» WHAT TO PRODUCE
Repeat each line exactly, leaving nothing out.

» PROVIDED DATA
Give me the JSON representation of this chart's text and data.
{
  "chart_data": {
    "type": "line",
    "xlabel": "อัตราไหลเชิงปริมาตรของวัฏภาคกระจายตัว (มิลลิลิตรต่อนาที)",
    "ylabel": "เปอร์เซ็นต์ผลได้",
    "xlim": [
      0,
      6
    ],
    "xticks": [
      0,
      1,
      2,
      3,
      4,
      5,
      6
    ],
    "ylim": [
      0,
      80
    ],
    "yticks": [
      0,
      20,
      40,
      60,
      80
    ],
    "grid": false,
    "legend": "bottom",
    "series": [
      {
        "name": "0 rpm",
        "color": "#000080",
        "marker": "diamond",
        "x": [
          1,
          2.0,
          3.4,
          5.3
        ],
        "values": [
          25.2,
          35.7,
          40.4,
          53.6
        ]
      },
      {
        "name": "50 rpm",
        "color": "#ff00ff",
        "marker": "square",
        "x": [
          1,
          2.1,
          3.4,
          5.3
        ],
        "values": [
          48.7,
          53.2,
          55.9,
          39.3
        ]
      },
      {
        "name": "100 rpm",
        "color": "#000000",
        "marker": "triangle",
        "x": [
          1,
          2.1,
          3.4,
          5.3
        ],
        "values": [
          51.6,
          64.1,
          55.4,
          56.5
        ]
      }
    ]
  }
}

» FULL ANSWER
Give me the JSON representation of this chart's text and data.
{
  "chart_data": {
    "type": "line",
    "xlabel": "อัตราไหลเชิงปริมาตรของวัฏภาคกระจายตัว (มิลลิลิตรต่อนาที)",
    "ylabel": "เปอร์เซ็นต์ผลได้",
    "xlim": [
      0,
      6
    ],
    "xticks": [
      0,
      1,
      2,
      3,
      4,
      5,
      6
    ],
    "ylim": [
      0,
      80
    ],
    "yticks": [
      0,
      20,
      40,
      60,
      80
    ],
    "grid": false,
    "legend": "bottom",
    "series": [
      {
        "name": "0 rpm",
        "color": "#000080",
        "marker": "diamond",
        "x": [
          1,
          2.0,
          3.4,
          5.3
        ],
        "values": [
          25.2,
          35.7,
          40.4,
          53.6
        ]
      },
      {
        "name": "50 rpm",
        "color": "#ff00ff",
        "marker": "square",
        "x": [
          1,
          2.1,
          3.4,
          5.3
        ],
        "values": [
          48.7,
          53.2,
          55.9,
          39.3
        ]
      },
      {
        "name": "100 rpm",
        "color": "#000000",
        "marker": "triangle",
        "x": [
          1,
          2.1,
          3.4,
          5.3
        ],
        "values": [
          51.6,
          64.1,
          55.4,
          56.5
        ]
      }
    ]
  }
}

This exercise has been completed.